### Written request
Gather up every line from the entries below that uses the word "जनपद".

### Data for the task
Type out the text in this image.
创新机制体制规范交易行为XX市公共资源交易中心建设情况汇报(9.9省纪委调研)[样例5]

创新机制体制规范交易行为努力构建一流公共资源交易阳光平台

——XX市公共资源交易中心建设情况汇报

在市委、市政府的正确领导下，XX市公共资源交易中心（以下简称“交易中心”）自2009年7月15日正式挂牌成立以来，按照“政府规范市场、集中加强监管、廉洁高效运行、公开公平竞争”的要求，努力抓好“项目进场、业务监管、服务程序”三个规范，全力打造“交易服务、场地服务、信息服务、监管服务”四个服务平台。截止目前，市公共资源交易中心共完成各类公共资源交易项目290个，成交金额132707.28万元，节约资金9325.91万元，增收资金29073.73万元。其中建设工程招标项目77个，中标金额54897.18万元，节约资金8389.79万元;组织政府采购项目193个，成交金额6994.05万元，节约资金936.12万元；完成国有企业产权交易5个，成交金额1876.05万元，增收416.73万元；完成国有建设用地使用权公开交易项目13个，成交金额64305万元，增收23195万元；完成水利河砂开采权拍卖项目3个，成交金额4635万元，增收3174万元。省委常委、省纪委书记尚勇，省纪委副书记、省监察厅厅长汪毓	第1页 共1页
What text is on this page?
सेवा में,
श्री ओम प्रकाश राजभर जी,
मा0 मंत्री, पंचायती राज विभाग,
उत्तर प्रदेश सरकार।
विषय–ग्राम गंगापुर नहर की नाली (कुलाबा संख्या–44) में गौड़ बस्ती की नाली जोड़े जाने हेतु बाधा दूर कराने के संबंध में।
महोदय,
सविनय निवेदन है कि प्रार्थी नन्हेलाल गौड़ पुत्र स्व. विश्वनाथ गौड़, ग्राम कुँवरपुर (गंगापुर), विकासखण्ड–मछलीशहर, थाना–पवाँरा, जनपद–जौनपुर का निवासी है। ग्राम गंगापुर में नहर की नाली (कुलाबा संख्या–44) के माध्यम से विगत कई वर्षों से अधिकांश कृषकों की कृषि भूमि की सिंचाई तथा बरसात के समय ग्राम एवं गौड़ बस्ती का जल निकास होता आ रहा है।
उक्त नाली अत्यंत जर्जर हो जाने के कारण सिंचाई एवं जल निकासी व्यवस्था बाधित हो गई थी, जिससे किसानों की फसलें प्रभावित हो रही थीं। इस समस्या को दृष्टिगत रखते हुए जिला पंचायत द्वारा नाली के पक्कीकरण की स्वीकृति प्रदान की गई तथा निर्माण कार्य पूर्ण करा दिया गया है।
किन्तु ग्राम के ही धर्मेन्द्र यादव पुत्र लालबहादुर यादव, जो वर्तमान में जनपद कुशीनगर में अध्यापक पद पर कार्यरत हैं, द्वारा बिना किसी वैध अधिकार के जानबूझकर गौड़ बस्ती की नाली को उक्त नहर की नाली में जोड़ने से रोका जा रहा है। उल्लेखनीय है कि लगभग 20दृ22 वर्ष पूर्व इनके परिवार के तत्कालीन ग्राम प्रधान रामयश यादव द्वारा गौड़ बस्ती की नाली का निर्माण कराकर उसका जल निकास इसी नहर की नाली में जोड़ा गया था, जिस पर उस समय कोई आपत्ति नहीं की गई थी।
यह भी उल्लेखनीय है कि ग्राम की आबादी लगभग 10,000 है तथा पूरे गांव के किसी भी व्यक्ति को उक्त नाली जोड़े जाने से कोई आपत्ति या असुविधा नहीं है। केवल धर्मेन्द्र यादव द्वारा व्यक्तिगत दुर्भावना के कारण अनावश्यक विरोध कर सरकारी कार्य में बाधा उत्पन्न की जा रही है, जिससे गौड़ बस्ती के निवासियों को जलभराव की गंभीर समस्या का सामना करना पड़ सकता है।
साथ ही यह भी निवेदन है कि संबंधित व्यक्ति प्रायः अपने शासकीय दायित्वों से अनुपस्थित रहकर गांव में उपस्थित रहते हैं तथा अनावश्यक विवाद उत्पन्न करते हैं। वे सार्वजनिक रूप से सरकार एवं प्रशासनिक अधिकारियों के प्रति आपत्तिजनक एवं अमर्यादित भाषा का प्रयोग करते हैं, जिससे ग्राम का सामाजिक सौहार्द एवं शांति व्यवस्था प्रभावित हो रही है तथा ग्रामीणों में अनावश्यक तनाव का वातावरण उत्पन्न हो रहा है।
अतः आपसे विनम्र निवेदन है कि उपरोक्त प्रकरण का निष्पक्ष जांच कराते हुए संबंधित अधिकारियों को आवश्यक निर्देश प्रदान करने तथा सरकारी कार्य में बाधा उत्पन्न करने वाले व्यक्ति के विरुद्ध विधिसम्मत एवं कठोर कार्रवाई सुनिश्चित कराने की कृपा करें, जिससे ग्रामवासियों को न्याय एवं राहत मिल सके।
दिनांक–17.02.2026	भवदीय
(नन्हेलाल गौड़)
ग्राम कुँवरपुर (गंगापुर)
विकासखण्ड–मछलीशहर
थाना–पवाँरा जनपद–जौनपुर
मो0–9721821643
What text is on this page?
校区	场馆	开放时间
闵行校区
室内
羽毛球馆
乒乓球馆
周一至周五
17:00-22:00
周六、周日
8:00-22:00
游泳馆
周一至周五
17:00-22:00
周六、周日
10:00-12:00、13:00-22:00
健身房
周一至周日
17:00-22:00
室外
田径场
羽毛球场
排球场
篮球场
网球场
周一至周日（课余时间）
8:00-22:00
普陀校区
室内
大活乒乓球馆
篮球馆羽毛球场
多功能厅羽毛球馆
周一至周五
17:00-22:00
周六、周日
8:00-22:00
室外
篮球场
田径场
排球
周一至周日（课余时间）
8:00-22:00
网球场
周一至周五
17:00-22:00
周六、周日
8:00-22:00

### Output for this exercise
सविनय निवेदन है कि प्रार्थी नन्हेलाल गौड़ पुत्र स्व. विश्वनाथ गौड़, ग्राम कुँवरपुर (गंगापुर), विकासखण्ड–मछलीशहर, थाना–पवाँरा, जनपद–जौनपुर का निवासी है। ग्राम गंगापुर में नहर की नाली (कुलाबा संख्या–44) के माध्यम से विगत कई वर्षों से अधिकांश कृषकों की कृषि भूमि की सिंचाई तथा बरसात के समय ग्राम एवं गौड़ बस्ती का जल निकास होता आ रहा है।
किन्तु ग्राम के ही धर्मेन्द्र यादव पुत्र लालबहादुर यादव, जो वर्तमान में जनपद कुशीनगर में अध्यापक पद पर कार्यरत हैं, द्वारा बिना किसी वैध अधिकार के जानबूझकर गौड़ बस्ती की नाली को उक्त नहर की नाली में जोड़ने से रोका जा रहा है। उल्लेखनीय है कि लगभग 20दृ22 वर्ष पूर्व इनके परिवार के तत्कालीन ग्राम प्रधान रामयश यादव द्वारा गौड़ बस्ती की नाली का निर्माण कराकर उसका जल निकास इसी नहर की नाली में जोड़ा गया था, जिस पर उस समय कोई आपत्ति नहीं की गई थी।
थाना–पवाँरा जनपद–जौनपुर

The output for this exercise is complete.